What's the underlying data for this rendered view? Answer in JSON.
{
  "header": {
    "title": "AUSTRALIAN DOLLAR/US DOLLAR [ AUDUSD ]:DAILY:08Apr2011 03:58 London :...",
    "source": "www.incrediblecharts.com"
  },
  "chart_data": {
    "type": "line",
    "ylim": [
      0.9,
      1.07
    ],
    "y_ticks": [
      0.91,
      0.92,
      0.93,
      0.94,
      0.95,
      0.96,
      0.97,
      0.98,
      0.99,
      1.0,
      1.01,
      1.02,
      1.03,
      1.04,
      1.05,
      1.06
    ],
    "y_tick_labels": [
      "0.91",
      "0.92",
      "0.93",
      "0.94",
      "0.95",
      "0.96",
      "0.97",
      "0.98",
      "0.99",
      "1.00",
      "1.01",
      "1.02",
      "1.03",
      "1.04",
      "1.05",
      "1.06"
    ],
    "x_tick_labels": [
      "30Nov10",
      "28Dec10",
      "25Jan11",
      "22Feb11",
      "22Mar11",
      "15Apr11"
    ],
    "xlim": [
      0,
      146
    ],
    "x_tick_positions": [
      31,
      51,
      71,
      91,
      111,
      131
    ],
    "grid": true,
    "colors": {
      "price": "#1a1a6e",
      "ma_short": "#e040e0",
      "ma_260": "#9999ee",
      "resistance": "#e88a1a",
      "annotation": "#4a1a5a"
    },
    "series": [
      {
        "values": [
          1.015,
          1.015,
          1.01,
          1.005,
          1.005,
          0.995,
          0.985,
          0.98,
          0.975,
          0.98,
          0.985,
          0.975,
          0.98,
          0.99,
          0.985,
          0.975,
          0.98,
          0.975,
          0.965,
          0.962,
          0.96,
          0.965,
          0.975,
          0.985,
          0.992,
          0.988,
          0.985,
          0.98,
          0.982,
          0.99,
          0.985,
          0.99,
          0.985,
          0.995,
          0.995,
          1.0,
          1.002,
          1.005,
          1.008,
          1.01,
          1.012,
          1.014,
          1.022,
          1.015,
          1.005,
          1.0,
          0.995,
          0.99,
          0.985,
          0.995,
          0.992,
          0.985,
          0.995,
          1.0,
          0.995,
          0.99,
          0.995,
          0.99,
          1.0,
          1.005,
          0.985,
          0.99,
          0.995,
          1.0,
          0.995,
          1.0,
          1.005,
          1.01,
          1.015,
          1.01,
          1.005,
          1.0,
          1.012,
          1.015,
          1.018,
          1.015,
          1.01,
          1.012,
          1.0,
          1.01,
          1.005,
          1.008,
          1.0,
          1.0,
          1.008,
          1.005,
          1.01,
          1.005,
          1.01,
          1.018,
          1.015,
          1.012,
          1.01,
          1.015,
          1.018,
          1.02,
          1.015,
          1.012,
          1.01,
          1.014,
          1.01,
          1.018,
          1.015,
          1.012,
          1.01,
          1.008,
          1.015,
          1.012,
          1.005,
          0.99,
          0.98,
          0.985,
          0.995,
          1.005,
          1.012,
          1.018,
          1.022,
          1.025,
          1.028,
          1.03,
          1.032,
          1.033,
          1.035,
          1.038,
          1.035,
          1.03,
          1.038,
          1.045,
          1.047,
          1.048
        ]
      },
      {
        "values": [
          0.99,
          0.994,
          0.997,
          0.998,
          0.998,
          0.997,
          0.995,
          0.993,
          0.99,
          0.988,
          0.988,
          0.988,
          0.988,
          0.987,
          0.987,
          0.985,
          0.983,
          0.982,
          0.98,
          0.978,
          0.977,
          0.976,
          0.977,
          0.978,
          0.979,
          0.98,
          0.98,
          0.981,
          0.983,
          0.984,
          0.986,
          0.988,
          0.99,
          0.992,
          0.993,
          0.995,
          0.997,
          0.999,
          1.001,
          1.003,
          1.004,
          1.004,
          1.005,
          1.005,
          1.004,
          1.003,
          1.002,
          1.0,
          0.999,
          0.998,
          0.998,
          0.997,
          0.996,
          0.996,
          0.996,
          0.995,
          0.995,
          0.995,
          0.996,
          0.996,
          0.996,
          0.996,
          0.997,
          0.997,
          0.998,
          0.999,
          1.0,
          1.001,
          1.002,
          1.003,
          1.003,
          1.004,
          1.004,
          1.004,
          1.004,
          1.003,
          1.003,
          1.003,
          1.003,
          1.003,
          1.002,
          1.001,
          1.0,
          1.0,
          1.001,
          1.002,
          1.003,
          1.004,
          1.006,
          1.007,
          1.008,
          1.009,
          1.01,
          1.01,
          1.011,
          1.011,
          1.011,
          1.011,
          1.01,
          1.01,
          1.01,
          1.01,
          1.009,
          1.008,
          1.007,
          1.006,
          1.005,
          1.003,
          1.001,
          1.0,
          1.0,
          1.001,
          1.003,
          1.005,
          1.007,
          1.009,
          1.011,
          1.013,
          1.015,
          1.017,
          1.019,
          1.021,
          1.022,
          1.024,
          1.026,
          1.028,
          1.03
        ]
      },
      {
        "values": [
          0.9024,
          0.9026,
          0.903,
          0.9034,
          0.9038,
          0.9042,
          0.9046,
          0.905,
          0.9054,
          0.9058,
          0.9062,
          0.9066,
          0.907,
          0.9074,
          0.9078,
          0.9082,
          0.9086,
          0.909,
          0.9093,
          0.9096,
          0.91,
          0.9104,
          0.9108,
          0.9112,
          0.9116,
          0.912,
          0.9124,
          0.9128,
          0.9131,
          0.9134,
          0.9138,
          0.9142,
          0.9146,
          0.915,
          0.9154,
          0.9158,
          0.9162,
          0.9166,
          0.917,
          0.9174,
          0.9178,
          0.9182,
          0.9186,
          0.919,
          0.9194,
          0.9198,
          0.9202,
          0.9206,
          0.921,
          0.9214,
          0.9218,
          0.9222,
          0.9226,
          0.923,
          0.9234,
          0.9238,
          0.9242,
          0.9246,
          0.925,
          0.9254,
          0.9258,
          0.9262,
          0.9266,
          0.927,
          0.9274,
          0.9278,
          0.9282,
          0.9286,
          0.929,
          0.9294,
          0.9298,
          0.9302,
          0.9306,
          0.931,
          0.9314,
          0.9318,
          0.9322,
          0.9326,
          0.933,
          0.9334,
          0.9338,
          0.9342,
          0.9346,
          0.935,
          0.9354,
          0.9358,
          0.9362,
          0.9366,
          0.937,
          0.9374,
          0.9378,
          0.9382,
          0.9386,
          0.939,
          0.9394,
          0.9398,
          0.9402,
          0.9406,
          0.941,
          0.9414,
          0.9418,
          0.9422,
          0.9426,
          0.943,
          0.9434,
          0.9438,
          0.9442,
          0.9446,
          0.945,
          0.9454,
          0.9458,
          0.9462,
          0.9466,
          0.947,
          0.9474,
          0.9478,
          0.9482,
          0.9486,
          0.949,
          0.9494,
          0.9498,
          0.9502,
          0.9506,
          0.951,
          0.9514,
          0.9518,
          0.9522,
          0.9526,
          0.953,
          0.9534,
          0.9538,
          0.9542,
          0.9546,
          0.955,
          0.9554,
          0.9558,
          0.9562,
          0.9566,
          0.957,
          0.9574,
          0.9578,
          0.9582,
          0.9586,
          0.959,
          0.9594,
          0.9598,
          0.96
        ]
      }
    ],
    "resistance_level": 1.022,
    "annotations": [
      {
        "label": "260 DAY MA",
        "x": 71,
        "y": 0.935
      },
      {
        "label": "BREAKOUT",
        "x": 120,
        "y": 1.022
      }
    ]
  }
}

──────────

What to do: Each line of the material above needs to be quoted exactly, please.

Expected answer:
What's the underlying data for this rendered view? Answer in JSON.
{
  "header": {
    "title": "AUSTRALIAN DOLLAR/US DOLLAR [ AUDUSD ]:DAILY:08Apr2011 03:58 London :...",
    "source": "www.incrediblecharts.com"
  },
  "chart_data": {
    "type": "line",
    "ylim": [
      0.9,
      1.07
    ],
    "y_ticks": [
      0.91,
      0.92,
      0.93,
      0.94,
      0.95,
      0.96,
      0.97,
      0.98,
      0.99,
      1.0,
      1.01,
      1.02,
      1.03,
      1.04,
      1.05,
      1.06
    ],
    "y_tick_labels": [
      "0.91",
      "0.92",
      "0.93",
      "0.94",
      "0.95",
      "0.96",
      "0.97",
      "0.98",
      "0.99",
      "1.00",
      "1.01",
      "1.02",
      "1.03",
      "1.04",
      "1.05",
      "1.06"
    ],
    "x_tick_labels": [
      "30Nov10",
      "28Dec10",
      "25Jan11",
      "22Feb11",
      "22Mar11",
      "15Apr11"
    ],
    "xlim": [
      0,
      146
    ],
    "x_tick_positions": [
      31,
      51,
      71,
      91,
      111,
      131
    ],
    "grid": true,
    "colors": {
      "price": "#1a1a6e",
      "ma_short": "#e040e0",
      "ma_260": "#9999ee",
      "resistance": "#e88a1a",
      "annotation": "#4a1a5a"
    },
    "series": [
      {
        "values": [
          1.015,
          1.015,
          1.01,
          1.005,
          1.005,
          0.995,
          0.985,
          0.98,
          0.975,
          0.98,
          0.985,
          0.975,
          0.98,
          0.99,
          0.985,
          0.975,
          0.98,
          0.975,
          0.965,
          0.962,
          0.96,
          0.965,
          0.975,
          0.985,
          0.992,
          0.988,
          0.985,
          0.98,
          0.982,
          0.99,
          0.985,
          0.99,
          0.985,
          0.995,
          0.995,
          1.0,
          1.002,
          1.005,
          1.008,
          1.01,
          1.012,
          1.014,
          1.022,
          1.015,
          1.005,
          1.0,
          0.995,
          0.99,
          0.985,
          0.995,
          0.992,
          0.985,
          0.995,
          1.0,
          0.995,
          0.99,
          0.995,
          0.99,
          1.0,
          1.005,
          0.985,
          0.99,
          0.995,
          1.0,
          0.995,
          1.0,
          1.005,
          1.01,
          1.015,
          1.01,
          1.005,
          1.0,
          1.012,
          1.015,
          1.018,
          1.015,
          1.01,
          1.012,
          1.0,
          1.01,
          1.005,
          1.008,
          1.0,
          1.0,
          1.008,
          1.005,
          1.01,
          1.005,
          1.01,
          1.018,
          1.015,
          1.012,
          1.01,
          1.015,
          1.018,
          1.02,
          1.015,
          1.012,
          1.01,
          1.014,
          1.01,
          1.018,
          1.015,
          1.012,
          1.01,
          1.008,
          1.015,
          1.012,
          1.005,
          0.99,
          0.98,
          0.985,
          0.995,
          1.005,
          1.012,
          1.018,
          1.022,
          1.025,
          1.028,
          1.03,
          1.032,
          1.033,
          1.035,
          1.038,
          1.035,
          1.03,
          1.038,
          1.045,
          1.047,
          1.048
        ]
      },
      {
        "values": [
          0.99,
          0.994,
          0.997,
          0.998,
          0.998,
          0.997,
          0.995,
          0.993,
          0.99,
          0.988,
          0.988,
          0.988,
          0.988,
          0.987,
          0.987,
          0.985,
          0.983,
          0.982,
          0.98,
          0.978,
          0.977,
          0.976,
          0.977,
          0.978,
          0.979,
          0.98,
          0.98,
          0.981,
          0.983,
          0.984,
          0.986,
          0.988,
          0.99,
          0.992,
          0.993,
          0.995,
          0.997,
          0.999,
          1.001,
          1.003,
          1.004,
          1.004,
          1.005,
          1.005,
          1.004,
          1.003,
          1.002,
          1.0,
          0.999,
          0.998,
          0.998,
          0.997,
          0.996,
          0.996,
          0.996,
          0.995,
          0.995,
          0.995,
          0.996,
          0.996,
          0.996,
          0.996,
          0.997,
          0.997,
          0.998,
          0.999,
          1.0,
          1.001,
          1.002,
          1.003,
          1.003,
          1.004,
          1.004,
          1.004,
          1.004,
          1.003,
          1.003,
          1.003,
          1.003,
          1.003,
          1.002,
          1.001,
          1.0,
          1.0,
          1.001,
          1.002,
          1.003,
          1.004,
          1.006,
          1.007,
          1.008,
          1.009,
          1.01,
          1.01,
          1.011,
          1.011,
          1.011,
          1.011,
          1.01,
          1.01,
          1.01,
          1.01,
          1.009,
          1.008,
          1.007,
          1.006,
          1.005,
          1.003,
          1.001,
          1.0,
          1.0,
          1.001,
          1.003,
          1.005,
          1.007,
          1.009,
          1.011,
          1.013,
          1.015,
          1.017,
          1.019,
          1.021,
          1.022,
          1.024,
          1.026,
          1.028,
          1.03
        ]
      },
      {
        "values": [
          0.9024,
          0.9026,
          0.903,
          0.9034,
          0.9038,
          0.9042,
          0.9046,
          0.905,
          0.9054,
          0.9058,
          0.9062,
          0.9066,
          0.907,
          0.9074,
          0.9078,
          0.9082,
          0.9086,
          0.909,
          0.9093,
          0.9096,
          0.91,
          0.9104,
          0.9108,
          0.9112,
          0.9116,
          0.912,
          0.9124,
          0.9128,
          0.9131,
          0.9134,
          0.9138,
          0.9142,
          0.9146,
          0.915,
          0.9154,
          0.9158,
          0.9162,
          0.9166,
          0.917,
          0.9174,
          0.9178,
          0.9182,
          0.9186,
          0.919,
          0.9194,
          0.9198,
          0.9202,
          0.9206,
          0.921,
          0.9214,
          0.9218,
          0.9222,
          0.9226,
          0.923,
          0.9234,
          0.9238,
          0.9242,
          0.9246,
          0.925,
          0.9254,
          0.9258,
          0.9262,
          0.9266,
          0.927,
          0.9274,
          0.9278,
          0.9282,
          0.9286,
          0.929,
          0.9294,
          0.9298,
          0.9302,
          0.9306,
          0.931,
          0.9314,
          0.9318,
          0.9322,
          0.9326,
          0.933,
          0.9334,
          0.9338,
          0.9342,
          0.9346,
          0.935,
          0.9354,
          0.9358,
          0.9362,
          0.9366,
          0.937,
          0.9374,
          0.9378,
          0.9382,
          0.9386,
          0.939,
          0.9394,
          0.9398,
          0.9402,
          0.9406,
          0.941,
          0.9414,
          0.9418,
          0.9422,
          0.9426,
          0.943,
          0.9434,
          0.9438,
          0.9442,
          0.9446,
          0.945,
          0.9454,
          0.9458,
          0.9462,
          0.9466,
          0.947,
          0.9474,
          0.9478,
          0.9482,
          0.9486,
          0.949,
          0.9494,
          0.9498,
          0.9502,
          0.9506,
          0.951,
          0.9514,
          0.9518,
          0.9522,
          0.9526,
          0.953,
          0.9534,
          0.9538,
          0.9542,
          0.9546,
          0.955,
          0.9554,
          0.9558,
          0.9562,
          0.9566,
          0.957,
          0.9574,
          0.9578,
          0.9582,
          0.9586,
          0.959,
          0.9594,
          0.9598,
          0.96
        ]
      }
    ],
    "resistance_level": 1.022,
    "annotations": [
      {
        "label": "260 DAY MA",
        "x": 71,
        "y": 0.935
      },
      {
        "label": "BREAKOUT",
        "x": 120,
        "y": 1.022
      }
    ]
  }
}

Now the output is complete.